Problem description: Reproduce the records below word for word, from their first line through the line containing "section-heading-commedie: Le commedie", inclusive.

Material for this task:

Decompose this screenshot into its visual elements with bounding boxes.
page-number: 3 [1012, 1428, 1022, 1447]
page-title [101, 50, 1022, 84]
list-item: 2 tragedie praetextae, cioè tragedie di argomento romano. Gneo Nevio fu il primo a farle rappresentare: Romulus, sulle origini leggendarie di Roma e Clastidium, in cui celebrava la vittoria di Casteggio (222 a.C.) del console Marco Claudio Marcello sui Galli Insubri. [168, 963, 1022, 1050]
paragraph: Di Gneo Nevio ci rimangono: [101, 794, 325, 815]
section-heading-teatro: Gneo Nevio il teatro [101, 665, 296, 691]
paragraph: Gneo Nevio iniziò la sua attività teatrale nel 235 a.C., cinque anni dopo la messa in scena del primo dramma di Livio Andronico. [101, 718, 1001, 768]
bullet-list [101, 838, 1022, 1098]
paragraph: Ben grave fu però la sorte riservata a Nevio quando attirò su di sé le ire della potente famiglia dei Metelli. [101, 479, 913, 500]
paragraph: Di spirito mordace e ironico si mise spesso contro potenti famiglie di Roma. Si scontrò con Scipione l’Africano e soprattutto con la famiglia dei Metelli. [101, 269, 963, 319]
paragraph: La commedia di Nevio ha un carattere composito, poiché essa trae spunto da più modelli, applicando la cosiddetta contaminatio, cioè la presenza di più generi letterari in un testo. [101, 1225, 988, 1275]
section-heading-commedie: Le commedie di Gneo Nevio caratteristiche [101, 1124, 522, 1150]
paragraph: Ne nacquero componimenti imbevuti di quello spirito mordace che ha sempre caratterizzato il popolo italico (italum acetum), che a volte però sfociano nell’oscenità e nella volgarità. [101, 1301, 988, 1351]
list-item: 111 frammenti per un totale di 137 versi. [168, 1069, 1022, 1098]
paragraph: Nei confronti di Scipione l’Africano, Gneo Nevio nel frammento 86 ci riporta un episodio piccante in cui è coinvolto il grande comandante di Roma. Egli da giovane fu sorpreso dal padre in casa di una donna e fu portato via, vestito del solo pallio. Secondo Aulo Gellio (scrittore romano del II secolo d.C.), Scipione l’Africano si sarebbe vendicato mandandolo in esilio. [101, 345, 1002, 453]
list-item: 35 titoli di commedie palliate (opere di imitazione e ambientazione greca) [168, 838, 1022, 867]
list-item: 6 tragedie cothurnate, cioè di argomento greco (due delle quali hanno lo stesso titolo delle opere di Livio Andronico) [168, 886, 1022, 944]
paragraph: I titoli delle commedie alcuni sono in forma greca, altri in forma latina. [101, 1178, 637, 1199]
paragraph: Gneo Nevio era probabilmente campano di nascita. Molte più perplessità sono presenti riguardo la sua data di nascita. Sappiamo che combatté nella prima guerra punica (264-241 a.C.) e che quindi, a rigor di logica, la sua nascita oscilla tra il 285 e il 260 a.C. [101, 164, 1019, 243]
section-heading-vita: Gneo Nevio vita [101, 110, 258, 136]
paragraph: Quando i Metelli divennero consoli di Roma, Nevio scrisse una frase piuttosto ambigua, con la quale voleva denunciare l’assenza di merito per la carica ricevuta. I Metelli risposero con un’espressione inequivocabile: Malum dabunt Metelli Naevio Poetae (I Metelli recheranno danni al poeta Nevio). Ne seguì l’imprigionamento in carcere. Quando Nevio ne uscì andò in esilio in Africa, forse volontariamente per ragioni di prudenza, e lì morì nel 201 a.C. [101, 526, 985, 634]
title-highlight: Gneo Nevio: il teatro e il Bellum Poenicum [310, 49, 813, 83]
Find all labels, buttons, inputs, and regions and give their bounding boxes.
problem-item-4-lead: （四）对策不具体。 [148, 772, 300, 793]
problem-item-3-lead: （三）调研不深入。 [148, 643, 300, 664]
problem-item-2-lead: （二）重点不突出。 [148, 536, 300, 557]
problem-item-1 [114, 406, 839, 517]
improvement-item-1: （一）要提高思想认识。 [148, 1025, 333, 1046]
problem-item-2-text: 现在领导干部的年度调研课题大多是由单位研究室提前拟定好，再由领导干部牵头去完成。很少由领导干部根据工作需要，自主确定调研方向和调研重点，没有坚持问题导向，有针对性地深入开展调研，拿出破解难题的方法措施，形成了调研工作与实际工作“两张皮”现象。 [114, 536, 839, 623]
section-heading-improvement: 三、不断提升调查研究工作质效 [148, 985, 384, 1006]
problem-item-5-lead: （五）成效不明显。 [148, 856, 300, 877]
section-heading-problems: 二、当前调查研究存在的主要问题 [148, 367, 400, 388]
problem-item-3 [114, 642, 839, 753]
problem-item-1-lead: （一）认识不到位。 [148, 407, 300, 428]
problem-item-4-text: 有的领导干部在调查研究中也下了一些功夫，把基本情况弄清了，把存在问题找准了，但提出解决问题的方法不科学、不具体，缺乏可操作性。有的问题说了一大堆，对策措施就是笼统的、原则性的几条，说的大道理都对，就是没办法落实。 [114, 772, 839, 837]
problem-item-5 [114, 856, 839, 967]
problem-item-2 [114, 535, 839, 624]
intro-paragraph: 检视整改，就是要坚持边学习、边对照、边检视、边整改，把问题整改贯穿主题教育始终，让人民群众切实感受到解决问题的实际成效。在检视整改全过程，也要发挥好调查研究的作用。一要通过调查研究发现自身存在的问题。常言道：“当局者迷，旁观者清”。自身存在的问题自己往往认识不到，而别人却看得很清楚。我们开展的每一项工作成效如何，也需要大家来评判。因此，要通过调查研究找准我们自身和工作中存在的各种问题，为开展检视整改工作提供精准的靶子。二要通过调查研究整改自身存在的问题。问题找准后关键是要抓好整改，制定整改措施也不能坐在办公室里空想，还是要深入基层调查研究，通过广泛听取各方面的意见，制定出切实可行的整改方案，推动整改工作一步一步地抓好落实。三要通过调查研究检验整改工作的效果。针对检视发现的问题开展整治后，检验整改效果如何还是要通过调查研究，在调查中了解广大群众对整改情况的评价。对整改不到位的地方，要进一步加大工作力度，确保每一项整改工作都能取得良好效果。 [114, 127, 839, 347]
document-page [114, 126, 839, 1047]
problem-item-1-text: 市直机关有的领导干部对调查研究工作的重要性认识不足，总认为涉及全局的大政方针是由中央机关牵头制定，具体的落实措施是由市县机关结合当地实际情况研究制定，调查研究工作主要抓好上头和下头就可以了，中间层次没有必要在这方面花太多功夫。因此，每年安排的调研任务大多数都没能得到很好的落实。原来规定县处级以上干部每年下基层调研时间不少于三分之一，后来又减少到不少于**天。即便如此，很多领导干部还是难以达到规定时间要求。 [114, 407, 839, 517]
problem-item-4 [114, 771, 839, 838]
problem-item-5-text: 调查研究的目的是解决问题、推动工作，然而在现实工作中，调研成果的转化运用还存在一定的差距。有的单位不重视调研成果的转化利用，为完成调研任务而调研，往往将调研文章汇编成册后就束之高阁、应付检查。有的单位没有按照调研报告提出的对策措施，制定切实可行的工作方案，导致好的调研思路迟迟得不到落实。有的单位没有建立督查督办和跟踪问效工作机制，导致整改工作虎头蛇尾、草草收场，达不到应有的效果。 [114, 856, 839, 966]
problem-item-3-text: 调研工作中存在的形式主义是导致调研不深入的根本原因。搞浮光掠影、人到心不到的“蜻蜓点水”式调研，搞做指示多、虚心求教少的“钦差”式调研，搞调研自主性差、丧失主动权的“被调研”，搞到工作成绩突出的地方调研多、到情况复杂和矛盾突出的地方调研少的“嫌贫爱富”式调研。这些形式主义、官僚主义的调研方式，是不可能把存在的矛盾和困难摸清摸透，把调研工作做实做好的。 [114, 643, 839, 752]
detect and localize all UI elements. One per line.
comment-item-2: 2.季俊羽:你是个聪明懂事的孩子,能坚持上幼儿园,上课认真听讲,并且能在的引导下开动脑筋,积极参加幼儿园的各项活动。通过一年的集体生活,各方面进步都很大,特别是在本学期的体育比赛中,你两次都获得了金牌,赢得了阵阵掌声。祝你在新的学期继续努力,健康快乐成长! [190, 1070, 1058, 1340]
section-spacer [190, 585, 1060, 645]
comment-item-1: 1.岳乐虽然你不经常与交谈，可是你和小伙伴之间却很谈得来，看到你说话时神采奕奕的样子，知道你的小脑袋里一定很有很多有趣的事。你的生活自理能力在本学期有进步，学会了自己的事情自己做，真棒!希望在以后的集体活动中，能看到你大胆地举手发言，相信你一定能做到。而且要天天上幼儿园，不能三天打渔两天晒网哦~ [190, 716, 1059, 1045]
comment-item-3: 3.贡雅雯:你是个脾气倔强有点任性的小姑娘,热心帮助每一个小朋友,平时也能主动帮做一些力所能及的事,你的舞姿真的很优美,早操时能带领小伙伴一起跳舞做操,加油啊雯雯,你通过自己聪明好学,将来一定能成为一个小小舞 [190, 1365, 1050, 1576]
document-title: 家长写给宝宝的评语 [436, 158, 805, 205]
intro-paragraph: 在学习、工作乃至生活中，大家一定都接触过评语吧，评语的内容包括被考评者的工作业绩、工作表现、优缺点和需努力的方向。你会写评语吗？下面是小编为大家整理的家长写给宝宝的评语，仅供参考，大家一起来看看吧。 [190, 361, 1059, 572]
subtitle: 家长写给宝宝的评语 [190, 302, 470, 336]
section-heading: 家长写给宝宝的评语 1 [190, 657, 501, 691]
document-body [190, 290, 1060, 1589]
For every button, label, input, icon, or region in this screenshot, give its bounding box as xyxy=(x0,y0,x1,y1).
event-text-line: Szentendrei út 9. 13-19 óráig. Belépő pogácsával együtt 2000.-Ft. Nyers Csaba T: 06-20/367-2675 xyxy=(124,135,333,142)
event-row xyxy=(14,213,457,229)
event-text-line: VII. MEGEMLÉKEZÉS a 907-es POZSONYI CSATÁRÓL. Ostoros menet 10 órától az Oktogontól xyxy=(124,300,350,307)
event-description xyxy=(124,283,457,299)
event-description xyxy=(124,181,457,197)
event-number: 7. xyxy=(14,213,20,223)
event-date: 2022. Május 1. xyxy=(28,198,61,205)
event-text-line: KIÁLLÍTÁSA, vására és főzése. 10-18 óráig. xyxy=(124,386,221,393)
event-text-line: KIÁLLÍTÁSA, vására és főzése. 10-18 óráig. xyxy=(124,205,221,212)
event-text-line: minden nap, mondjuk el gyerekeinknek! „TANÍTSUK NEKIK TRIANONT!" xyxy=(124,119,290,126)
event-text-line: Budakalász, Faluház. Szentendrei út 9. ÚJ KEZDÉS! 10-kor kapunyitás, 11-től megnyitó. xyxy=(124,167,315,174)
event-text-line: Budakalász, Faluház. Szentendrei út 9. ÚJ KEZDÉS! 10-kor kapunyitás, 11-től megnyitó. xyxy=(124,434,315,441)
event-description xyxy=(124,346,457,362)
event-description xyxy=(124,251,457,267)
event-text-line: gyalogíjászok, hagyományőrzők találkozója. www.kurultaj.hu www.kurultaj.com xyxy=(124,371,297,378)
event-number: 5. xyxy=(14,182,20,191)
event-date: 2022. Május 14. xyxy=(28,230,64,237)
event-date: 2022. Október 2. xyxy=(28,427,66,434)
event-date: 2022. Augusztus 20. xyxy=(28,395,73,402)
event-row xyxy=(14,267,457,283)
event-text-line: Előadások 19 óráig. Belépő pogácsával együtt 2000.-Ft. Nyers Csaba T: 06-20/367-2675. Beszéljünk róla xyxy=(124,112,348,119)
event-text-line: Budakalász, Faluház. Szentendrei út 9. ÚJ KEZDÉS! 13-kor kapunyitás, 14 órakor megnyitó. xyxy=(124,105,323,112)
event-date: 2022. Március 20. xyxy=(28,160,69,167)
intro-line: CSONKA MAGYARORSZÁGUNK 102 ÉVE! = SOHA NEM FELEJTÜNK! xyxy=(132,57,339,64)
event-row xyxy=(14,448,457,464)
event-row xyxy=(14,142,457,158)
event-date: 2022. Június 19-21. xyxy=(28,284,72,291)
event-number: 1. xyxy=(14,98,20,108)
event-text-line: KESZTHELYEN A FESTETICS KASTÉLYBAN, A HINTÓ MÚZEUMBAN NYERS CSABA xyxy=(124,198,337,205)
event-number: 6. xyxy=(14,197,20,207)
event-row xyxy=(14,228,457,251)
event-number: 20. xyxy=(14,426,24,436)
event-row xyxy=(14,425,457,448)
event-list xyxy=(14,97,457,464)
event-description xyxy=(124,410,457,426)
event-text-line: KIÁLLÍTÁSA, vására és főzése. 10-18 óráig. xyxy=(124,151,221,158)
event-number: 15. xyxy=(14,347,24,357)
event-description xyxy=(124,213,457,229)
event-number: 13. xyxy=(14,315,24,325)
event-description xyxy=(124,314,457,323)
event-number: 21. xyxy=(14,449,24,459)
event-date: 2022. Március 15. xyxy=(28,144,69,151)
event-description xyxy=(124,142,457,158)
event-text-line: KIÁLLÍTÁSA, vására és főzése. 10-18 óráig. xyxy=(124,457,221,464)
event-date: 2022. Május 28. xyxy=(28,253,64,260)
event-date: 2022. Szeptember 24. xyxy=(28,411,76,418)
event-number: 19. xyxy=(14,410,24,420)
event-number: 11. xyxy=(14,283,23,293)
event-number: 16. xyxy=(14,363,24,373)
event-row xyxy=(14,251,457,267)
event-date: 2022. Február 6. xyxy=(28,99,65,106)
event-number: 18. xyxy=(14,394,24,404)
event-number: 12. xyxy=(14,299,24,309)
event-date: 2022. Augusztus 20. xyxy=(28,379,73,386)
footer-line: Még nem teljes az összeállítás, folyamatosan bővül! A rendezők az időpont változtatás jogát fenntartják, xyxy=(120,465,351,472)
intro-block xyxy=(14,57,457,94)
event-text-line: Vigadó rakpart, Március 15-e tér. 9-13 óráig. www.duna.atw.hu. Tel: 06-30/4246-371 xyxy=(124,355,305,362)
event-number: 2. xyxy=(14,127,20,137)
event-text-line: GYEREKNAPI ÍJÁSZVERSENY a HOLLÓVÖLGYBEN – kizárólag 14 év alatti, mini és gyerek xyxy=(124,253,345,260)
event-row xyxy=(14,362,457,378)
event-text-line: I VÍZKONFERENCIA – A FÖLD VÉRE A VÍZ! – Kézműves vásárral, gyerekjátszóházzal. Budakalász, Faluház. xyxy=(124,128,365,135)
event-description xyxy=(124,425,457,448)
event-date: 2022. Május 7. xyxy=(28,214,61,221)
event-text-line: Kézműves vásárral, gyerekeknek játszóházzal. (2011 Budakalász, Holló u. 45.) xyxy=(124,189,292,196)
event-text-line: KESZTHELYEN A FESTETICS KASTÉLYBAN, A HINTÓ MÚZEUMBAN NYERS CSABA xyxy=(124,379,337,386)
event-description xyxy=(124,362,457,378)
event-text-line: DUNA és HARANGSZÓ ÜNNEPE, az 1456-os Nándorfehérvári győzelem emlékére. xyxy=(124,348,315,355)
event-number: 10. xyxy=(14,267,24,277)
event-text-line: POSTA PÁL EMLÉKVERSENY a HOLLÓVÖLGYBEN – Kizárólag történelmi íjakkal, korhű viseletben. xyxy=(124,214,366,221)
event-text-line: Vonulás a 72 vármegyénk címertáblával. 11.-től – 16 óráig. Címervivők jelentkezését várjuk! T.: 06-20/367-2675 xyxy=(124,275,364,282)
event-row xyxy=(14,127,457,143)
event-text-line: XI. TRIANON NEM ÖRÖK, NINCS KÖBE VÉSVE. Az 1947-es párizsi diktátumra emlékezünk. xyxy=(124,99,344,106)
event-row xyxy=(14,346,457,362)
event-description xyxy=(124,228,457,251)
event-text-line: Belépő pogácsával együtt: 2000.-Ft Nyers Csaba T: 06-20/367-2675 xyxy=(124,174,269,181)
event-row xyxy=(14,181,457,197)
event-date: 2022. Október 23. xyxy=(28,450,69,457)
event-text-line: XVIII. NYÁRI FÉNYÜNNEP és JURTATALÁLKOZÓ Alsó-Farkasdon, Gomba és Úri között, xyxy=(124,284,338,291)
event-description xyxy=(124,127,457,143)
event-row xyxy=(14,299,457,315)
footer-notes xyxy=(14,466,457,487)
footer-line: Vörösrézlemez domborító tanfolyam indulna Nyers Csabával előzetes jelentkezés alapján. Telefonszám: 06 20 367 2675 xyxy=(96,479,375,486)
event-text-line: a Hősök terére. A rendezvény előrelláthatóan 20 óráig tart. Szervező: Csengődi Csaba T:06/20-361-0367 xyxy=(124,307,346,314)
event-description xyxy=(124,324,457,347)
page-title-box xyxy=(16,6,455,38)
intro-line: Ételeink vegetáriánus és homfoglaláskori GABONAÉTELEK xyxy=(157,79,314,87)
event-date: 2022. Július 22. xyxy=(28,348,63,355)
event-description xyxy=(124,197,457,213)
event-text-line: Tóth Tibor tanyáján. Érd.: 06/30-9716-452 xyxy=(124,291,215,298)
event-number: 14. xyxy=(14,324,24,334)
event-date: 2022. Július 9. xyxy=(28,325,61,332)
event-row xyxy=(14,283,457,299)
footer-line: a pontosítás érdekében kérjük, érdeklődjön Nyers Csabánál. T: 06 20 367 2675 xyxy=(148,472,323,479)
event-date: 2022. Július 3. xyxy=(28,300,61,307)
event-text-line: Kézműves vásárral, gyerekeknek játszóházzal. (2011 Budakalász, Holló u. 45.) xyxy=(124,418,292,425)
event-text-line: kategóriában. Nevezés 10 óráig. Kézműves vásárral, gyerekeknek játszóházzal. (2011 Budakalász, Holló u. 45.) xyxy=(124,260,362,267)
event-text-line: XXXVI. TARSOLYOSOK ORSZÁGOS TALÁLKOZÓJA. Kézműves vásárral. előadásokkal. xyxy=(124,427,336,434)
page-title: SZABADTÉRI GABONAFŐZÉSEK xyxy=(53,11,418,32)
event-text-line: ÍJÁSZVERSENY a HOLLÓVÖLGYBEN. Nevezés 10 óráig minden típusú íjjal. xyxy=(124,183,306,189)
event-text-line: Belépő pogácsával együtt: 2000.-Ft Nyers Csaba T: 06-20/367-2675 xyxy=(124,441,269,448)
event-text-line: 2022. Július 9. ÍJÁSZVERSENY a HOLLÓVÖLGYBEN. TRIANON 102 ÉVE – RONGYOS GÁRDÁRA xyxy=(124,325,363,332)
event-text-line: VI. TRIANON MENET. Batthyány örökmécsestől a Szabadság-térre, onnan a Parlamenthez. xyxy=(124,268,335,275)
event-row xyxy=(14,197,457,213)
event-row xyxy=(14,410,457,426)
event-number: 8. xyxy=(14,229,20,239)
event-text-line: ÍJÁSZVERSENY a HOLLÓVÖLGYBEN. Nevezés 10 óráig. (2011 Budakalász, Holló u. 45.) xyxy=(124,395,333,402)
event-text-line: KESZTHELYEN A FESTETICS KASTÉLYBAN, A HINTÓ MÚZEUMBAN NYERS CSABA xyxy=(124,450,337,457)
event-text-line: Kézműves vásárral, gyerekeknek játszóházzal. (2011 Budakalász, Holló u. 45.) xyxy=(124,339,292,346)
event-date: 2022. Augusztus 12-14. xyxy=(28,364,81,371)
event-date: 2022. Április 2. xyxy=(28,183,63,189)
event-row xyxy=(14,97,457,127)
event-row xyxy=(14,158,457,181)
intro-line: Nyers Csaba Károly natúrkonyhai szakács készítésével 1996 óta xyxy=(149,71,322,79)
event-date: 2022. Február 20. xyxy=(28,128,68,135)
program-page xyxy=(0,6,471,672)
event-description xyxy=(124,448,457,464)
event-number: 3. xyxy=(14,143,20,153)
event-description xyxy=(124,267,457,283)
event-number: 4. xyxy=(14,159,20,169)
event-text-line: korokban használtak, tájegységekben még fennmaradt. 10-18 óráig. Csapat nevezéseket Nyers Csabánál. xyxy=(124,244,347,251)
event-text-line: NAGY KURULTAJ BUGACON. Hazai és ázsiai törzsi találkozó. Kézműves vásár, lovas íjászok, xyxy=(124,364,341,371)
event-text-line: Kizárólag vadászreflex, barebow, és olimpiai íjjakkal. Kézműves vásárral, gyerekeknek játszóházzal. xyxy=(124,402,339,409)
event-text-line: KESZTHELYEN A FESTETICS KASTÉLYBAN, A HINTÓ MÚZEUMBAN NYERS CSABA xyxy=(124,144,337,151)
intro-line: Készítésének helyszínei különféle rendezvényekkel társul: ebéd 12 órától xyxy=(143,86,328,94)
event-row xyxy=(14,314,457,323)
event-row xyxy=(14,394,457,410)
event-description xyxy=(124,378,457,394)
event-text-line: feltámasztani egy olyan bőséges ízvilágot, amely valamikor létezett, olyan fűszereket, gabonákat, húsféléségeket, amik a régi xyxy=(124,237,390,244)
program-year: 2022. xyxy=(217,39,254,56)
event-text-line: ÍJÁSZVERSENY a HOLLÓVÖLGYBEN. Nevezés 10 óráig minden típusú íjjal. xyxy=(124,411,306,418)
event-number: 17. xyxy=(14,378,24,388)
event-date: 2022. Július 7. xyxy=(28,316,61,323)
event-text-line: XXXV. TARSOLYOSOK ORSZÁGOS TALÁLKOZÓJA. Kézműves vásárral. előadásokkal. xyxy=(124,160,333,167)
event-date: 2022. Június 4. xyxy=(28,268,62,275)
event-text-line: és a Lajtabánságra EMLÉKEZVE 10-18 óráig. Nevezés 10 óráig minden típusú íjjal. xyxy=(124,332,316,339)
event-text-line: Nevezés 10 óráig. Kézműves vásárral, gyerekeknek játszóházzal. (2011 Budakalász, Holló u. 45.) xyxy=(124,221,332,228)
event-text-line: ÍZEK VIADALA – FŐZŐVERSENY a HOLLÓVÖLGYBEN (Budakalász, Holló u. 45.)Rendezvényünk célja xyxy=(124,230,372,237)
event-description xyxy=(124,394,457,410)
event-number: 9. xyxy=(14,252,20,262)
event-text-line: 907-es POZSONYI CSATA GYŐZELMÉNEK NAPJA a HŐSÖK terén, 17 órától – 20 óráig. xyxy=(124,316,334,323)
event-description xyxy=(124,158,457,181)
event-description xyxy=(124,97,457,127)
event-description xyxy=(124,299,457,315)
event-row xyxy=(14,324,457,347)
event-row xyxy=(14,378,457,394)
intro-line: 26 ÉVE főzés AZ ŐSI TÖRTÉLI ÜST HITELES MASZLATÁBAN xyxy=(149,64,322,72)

Response:
Decompose this screenshot into its visual elements with bounding boxes.
page-number: 3 [1012, 1428, 1022, 1447]
page-title [101, 50, 1022, 84]
list-item: 2 tragedie praetextae, cioè tragedie di argomento romano. Gneo Nevio fu il primo a farle rappresentare: Romulus, sulle origini leggendarie di Roma e Clastidium, in cui celebrava la vittoria di Casteggio (222 a.C.) del console Marco Claudio Marcello sui Galli Insubri. [168, 963, 1022, 1050]
paragraph: Di Gneo Nevio ci rimangono: [101, 794, 325, 815]
section-heading-teatro: Gneo Nevio il teatro [101, 665, 296, 691]
paragraph: Gneo Nevio iniziò la sua attività teatrale nel 235 a.C., cinque anni dopo la messa in scena del primo dramma di Livio Andronico. [101, 718, 1001, 768]
bullet-list [101, 838, 1022, 1098]
paragraph: Ben grave fu però la sorte riservata a Nevio quando attirò su di sé le ire della potente famiglia dei Metelli. [101, 479, 913, 500]
paragraph: Di spirito mordace e ironico si mise spesso contro potenti famiglie di Roma. Si scontrò con Scipione l’Africano e soprattutto con la famiglia dei Metelli. [101, 269, 963, 319]
paragraph: La commedia di Nevio ha un carattere composito, poiché essa trae spunto da più modelli, applicando la cosiddetta contaminatio, cioè la presenza di più generi letterari in un testo. [101, 1225, 988, 1275]
section-heading-commedie: Le commedie di Gneo Nevio caratteristiche [101, 1124, 522, 1150]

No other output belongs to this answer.